[BRIEF]: For the data below, report only the number of lines containing the string "otros".

[INPUT]:

----

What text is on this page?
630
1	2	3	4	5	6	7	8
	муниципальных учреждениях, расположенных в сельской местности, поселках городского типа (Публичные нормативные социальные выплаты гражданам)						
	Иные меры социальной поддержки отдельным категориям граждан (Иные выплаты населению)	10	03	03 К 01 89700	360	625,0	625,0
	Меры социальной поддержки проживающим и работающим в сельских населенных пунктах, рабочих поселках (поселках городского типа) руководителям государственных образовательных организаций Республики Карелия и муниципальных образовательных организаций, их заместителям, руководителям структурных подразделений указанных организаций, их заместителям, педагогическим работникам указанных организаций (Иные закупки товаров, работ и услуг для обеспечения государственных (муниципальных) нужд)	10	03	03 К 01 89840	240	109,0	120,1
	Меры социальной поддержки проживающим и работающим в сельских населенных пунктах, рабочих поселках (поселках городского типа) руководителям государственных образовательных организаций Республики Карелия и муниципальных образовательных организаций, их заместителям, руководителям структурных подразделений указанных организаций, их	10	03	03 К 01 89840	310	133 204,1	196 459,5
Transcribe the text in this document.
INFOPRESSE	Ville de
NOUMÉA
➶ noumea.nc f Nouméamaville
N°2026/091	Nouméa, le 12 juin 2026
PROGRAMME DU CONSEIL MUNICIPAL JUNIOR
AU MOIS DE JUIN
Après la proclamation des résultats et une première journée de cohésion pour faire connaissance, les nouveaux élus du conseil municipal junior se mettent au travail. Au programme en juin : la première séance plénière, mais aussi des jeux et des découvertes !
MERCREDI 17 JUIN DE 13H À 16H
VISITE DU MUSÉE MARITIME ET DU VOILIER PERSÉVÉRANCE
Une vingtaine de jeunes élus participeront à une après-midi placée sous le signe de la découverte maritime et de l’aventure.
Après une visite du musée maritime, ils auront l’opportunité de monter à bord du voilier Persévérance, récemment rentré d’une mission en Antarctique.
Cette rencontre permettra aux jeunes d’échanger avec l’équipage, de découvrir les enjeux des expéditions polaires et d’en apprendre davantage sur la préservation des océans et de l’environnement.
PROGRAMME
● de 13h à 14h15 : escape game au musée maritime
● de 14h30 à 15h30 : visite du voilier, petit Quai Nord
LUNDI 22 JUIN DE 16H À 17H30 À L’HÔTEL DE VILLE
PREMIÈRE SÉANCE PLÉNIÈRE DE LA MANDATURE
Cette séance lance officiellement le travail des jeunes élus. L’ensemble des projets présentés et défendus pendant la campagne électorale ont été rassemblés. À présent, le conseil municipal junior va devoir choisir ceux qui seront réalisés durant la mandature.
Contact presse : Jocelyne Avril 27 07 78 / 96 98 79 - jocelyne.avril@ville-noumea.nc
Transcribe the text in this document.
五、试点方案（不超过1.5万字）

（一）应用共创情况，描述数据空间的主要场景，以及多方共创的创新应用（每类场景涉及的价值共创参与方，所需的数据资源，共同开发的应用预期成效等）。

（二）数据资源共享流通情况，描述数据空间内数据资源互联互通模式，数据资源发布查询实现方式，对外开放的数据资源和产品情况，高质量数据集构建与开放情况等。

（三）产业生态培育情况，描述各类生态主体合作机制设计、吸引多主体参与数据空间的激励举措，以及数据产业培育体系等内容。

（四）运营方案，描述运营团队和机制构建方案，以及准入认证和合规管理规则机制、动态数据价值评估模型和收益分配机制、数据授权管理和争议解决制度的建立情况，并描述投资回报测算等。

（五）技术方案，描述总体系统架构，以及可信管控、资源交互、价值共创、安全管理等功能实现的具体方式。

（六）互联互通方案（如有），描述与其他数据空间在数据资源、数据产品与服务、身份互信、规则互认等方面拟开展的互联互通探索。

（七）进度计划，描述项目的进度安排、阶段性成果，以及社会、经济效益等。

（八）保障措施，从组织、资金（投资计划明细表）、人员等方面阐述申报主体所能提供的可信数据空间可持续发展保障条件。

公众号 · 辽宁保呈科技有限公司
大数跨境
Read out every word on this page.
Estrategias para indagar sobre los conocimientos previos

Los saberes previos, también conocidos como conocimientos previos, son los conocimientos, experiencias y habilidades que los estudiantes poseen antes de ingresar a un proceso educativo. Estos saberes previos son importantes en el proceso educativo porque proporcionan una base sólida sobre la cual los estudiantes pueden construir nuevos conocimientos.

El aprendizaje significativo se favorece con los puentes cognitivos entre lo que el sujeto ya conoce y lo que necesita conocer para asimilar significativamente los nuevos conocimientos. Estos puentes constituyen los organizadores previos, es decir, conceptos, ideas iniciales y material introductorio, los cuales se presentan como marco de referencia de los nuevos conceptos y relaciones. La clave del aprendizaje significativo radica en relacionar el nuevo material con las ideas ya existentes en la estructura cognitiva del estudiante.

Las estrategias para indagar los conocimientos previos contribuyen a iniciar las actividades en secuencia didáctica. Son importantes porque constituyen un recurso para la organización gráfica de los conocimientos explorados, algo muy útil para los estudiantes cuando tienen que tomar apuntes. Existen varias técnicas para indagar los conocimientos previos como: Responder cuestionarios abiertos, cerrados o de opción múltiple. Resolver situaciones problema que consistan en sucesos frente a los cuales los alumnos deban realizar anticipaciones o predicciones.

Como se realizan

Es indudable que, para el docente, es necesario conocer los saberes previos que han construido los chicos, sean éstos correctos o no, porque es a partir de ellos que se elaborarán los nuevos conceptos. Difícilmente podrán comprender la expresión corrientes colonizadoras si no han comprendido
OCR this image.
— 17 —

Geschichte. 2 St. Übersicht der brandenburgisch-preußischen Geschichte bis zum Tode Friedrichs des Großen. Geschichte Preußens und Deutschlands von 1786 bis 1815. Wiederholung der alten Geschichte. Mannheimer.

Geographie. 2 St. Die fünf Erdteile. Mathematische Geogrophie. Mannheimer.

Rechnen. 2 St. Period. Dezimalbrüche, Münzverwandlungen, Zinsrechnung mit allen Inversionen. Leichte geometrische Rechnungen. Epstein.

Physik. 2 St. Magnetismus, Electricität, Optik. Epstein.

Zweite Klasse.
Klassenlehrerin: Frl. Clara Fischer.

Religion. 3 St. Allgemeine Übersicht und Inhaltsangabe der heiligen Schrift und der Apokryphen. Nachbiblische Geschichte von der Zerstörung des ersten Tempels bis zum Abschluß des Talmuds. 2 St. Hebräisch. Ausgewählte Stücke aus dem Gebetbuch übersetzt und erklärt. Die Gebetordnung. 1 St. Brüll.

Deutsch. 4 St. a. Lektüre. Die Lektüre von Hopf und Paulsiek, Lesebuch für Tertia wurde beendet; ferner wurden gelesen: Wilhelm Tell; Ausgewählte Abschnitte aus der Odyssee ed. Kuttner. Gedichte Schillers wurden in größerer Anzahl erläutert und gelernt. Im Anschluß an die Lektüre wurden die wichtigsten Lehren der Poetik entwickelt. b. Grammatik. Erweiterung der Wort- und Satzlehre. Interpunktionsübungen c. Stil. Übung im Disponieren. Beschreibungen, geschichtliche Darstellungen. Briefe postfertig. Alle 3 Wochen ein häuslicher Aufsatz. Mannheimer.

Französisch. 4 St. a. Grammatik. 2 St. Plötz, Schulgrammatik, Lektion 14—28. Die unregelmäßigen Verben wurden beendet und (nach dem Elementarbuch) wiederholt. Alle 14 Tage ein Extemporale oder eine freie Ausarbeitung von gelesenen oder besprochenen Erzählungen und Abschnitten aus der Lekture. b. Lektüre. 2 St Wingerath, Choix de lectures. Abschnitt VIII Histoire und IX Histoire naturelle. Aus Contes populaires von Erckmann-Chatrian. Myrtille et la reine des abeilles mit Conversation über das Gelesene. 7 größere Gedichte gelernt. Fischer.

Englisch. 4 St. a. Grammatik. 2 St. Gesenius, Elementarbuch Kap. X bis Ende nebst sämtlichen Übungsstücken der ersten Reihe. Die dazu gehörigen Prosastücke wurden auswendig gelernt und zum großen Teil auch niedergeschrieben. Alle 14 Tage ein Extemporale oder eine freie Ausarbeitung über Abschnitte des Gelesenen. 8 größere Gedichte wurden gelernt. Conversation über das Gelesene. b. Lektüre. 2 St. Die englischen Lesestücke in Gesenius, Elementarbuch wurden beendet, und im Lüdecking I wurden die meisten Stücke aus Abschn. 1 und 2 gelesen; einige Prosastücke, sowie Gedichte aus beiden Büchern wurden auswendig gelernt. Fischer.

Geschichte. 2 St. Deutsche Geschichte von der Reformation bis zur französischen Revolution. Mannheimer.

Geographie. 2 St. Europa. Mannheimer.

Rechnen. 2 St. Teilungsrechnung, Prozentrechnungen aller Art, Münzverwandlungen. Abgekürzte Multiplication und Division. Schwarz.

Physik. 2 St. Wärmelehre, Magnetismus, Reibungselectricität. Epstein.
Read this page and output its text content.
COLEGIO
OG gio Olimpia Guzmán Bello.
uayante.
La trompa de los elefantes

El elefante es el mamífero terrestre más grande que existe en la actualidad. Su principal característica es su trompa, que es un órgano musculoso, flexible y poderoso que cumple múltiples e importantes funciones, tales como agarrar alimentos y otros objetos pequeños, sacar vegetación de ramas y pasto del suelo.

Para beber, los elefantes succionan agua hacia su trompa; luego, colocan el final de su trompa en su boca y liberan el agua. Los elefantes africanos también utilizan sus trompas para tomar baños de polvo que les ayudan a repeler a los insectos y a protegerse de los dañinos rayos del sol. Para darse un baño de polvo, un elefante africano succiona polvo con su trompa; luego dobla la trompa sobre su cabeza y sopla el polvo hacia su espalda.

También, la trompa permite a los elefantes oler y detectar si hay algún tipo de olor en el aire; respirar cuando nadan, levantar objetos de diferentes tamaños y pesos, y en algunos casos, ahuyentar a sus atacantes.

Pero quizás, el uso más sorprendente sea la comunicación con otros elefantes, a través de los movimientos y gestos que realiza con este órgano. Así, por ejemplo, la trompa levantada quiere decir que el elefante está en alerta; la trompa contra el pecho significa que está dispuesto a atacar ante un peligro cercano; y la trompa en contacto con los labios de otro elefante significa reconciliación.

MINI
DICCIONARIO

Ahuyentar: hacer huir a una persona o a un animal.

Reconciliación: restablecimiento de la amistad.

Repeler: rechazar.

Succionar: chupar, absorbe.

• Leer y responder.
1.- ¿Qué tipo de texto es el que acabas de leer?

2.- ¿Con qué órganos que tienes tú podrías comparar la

----

[COMPLETE RESPONSE]: 2